Stored records
------------------------------------------------------------------------

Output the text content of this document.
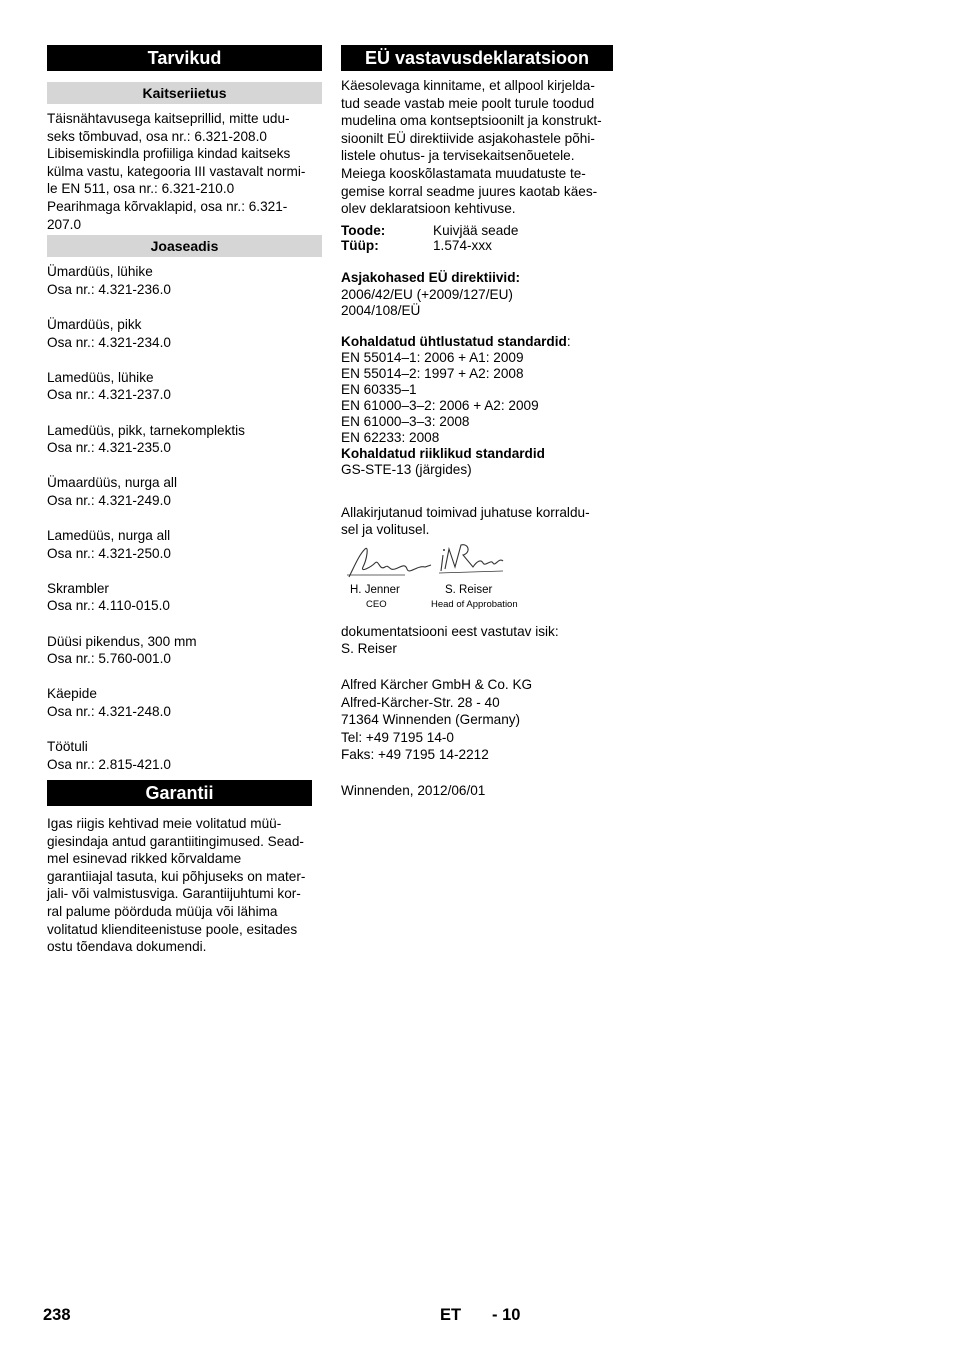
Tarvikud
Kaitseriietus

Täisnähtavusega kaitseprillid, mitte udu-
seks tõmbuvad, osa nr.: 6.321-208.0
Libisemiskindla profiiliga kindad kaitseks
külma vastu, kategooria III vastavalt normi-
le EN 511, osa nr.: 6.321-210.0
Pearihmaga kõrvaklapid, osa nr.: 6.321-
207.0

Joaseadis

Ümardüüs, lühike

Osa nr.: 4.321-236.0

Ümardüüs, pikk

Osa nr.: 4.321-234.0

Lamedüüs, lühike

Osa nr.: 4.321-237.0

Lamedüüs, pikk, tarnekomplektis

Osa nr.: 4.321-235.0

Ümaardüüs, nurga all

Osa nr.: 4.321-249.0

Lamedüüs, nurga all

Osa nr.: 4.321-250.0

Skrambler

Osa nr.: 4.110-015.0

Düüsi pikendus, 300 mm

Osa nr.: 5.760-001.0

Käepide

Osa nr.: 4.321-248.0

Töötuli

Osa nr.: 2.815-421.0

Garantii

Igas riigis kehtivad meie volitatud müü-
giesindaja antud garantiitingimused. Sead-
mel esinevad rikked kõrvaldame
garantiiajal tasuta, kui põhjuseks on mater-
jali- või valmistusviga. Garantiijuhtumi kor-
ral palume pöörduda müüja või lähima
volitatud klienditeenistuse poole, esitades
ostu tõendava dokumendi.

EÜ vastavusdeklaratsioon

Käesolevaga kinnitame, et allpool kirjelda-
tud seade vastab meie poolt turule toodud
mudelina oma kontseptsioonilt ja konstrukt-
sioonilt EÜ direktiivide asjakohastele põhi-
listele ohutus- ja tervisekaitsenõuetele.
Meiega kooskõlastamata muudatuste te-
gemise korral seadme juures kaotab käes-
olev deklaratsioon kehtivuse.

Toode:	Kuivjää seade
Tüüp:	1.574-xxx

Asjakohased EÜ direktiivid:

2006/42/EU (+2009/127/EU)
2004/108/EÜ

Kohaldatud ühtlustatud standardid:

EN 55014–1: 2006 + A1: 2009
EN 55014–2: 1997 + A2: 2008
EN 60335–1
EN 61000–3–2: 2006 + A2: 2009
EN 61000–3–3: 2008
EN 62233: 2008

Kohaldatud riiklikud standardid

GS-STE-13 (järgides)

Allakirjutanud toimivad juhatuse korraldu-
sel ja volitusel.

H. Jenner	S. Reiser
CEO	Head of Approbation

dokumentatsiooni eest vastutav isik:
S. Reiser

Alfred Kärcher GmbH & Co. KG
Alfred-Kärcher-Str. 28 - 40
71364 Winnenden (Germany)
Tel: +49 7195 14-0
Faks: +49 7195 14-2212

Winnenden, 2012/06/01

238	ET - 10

------------------------------------------------------------------------

● Goal of the exercise: Your task is to reproduce all of the material exactly. The pictures stay out.

● Answer:
Output the text content of this document.
Tarvikud
Kaitseriietus

Täisnähtavusega kaitseprillid, mitte udu-
seks tõmbuvad, osa nr.: 6.321-208.0
Libisemiskindla profiiliga kindad kaitseks
külma vastu, kategooria III vastavalt normi-
le EN 511, osa nr.: 6.321-210.0
Pearihmaga kõrvaklapid, osa nr.: 6.321-
207.0

Joaseadis

Ümardüüs, lühike

Osa nr.: 4.321-236.0

Ümardüüs, pikk

Osa nr.: 4.321-234.0

Lamedüüs, lühike

Osa nr.: 4.321-237.0

Lamedüüs, pikk, tarnekomplektis

Osa nr.: 4.321-235.0

Ümaardüüs, nurga all

Osa nr.: 4.321-249.0

Lamedüüs, nurga all

Osa nr.: 4.321-250.0

Skrambler

Osa nr.: 4.110-015.0

Düüsi pikendus, 300 mm

Osa nr.: 5.760-001.0

Käepide

Osa nr.: 4.321-248.0

Töötuli

Osa nr.: 2.815-421.0

Garantii

Igas riigis kehtivad meie volitatud müü-
giesindaja antud garantiitingimused. Sead-
mel esinevad rikked kõrvaldame
garantiiajal tasuta, kui põhjuseks on mater-
jali- või valmistusviga. Garantiijuhtumi kor-
ral palume pöörduda müüja või lähima
volitatud klienditeenistuse poole, esitades
ostu tõendava dokumendi.

EÜ vastavusdeklaratsioon

Käesolevaga kinnitame, et allpool kirjelda-
tud seade vastab meie poolt turule toodud
mudelina oma kontseptsioonilt ja konstrukt-
sioonilt EÜ direktiivide asjakohastele põhi-
listele ohutus- ja tervisekaitsenõuetele.
Meiega kooskõlastamata muudatuste te-
gemise korral seadme juures kaotab käes-
olev deklaratsioon kehtivuse.

Toode:	Kuivjää seade
Tüüp:	1.574-xxx

Asjakohased EÜ direktiivid:

2006/42/EU (+2009/127/EU)
2004/108/EÜ

Kohaldatud ühtlustatud standardid:

EN 55014–1: 2006 + A1: 2009
EN 55014–2: 1997 + A2: 2008
EN 60335–1
EN 61000–3–2: 2006 + A2: 2009
EN 61000–3–3: 2008
EN 62233: 2008

Kohaldatud riiklikud standardid

GS-STE-13 (järgides)

Allakirjutanud toimivad juhatuse korraldu-
sel ja volitusel.

H. Jenner	S. Reiser
CEO	Head of Approbation

dokumentatsiooni eest vastutav isik:
S. Reiser

Alfred Kärcher GmbH & Co. KG
Alfred-Kärcher-Str. 28 - 40
71364 Winnenden (Germany)
Tel: +49 7195 14-0
Faks: +49 7195 14-2212

Winnenden, 2012/06/01

238	ET - 10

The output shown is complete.